▶ **Do this**
Set out every line bearing the string "также".

▶ **Data extracted from a collection**
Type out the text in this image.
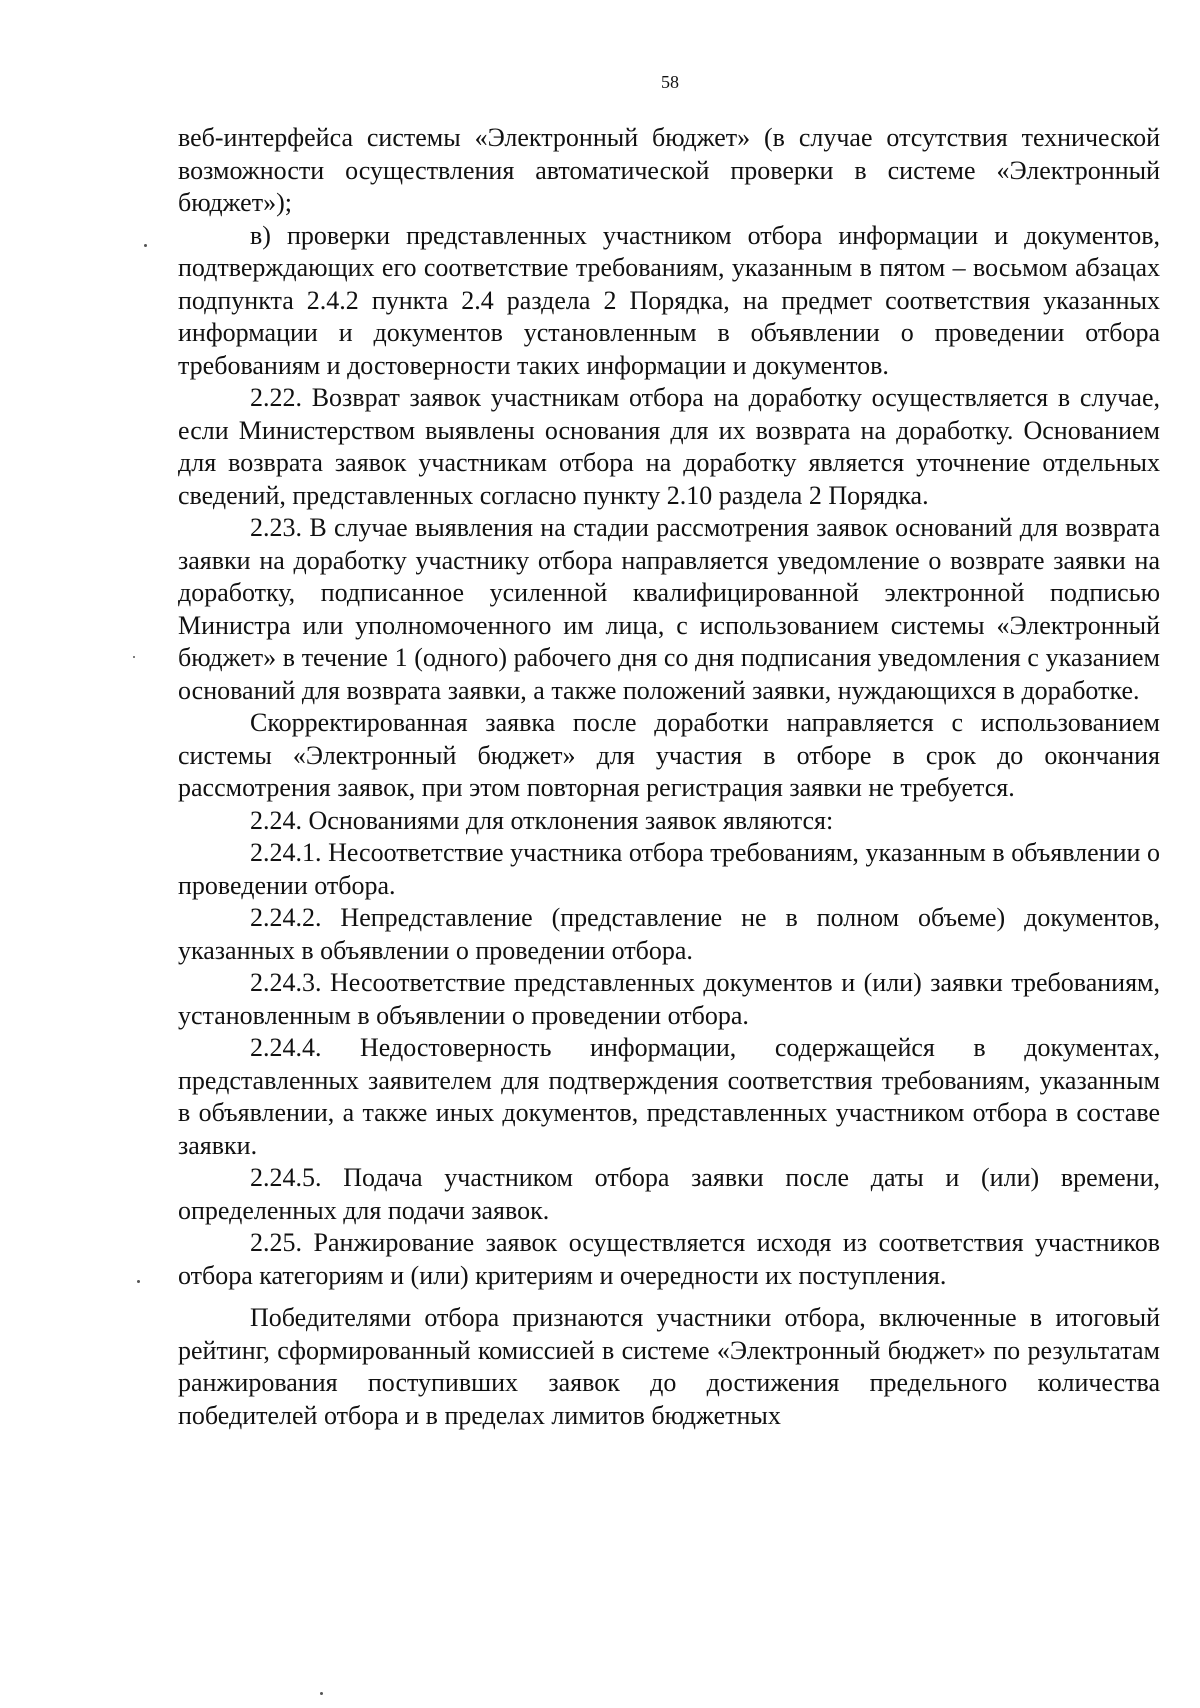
58

веб-интерфейса системы «Электронный бюджет» (в случае отсутствия технической возможности осуществления автоматической проверки в системе «Электронный бюджет»);

в) проверки представленных участником отбора информации и документов, подтверждающих его соответствие требованиям, указанным в пятом – восьмом абзацах подпункта 2.4.2 пункта 2.4 раздела 2 Порядка, на предмет соответствия указанных информации и документов установленным в объявлении о проведении отбора требованиям и достоверности таких информации и документов.

2.22. Возврат заявок участникам отбора на доработку осуществляется в случае, если Министерством выявлены основания для их возврата на доработку. Основанием для возврата заявок участникам отбора на доработку является уточнение отдельных сведений, представленных согласно пункту 2.10 раздела 2 Порядка.

2.23. В случае выявления на стадии рассмотрения заявок оснований для возврата заявки на доработку участнику отбора направляется уведомление о возврате заявки на доработку, подписанное усиленной квалифицированной электронной подписью Министра или уполномоченного им лица, с использованием системы «Электронный бюджет» в течение 1 (одного) рабочего дня со дня подписания уведомления с указанием оснований для возврата заявки, а также положений заявки, нуждающихся в доработке.

Скорректированная заявка после доработки направляется с использованием системы «Электронный бюджет» для участия в отборе в срок до окончания рассмотрения заявок, при этом повторная регистрация заявки не требуется.

2.24. Основаниями для отклонения заявок являются:

2.24.1. Несоответствие участника отбора требованиям, указанным в объявлении о проведении отбора.

2.24.2. Непредставление (представление не в полном объеме) документов, указанных в объявлении о проведении отбора.

2.24.3. Несоответствие представленных документов и (или) заявки требованиям, установленным в объявлении о проведении отбора.

2.24.4. Недостоверность информации, содержащейся в документах, представленных заявителем для подтверждения соответствия требованиям, указанным в объявлении, а также иных документов, представленных участником отбора в составе заявки.

2.24.5. Подача участником отбора заявки после даты и (или) времени, определенных для подачи заявок.

2.25. Ранжирование заявок осуществляется исходя из соответствия участников отбора категориям и (или) критериям и очередности их поступления.

Победителями отбора признаются участники отбора, включенные в итоговый рейтинг, сформированный комиссией в системе «Электронный бюджет» по результатам ранжирования поступивших заявок до достижения предельного количества победителей отбора и в пределах лимитов бюджетных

▶ **Completed task**
2.23. В случае выявления на стадии рассмотрения заявок оснований для возврата заявки на доработку участнику отбора направляется уведомление о возврате заявки на доработку, подписанное усиленной квалифицированной электронной подписью Министра или уполномоченного им лица, с использованием системы «Электронный бюджет» в течение 1 (одного) рабочего дня со дня подписания уведомления с указанием оснований для возврата заявки, а также положений заявки, нуждающихся в доработке.
2.24.4. Недостоверность информации, содержащейся в документах, представленных заявителем для подтверждения соответствия требованиям, указанным в объявлении, а также иных документов, представленных участником отбора в составе заявки.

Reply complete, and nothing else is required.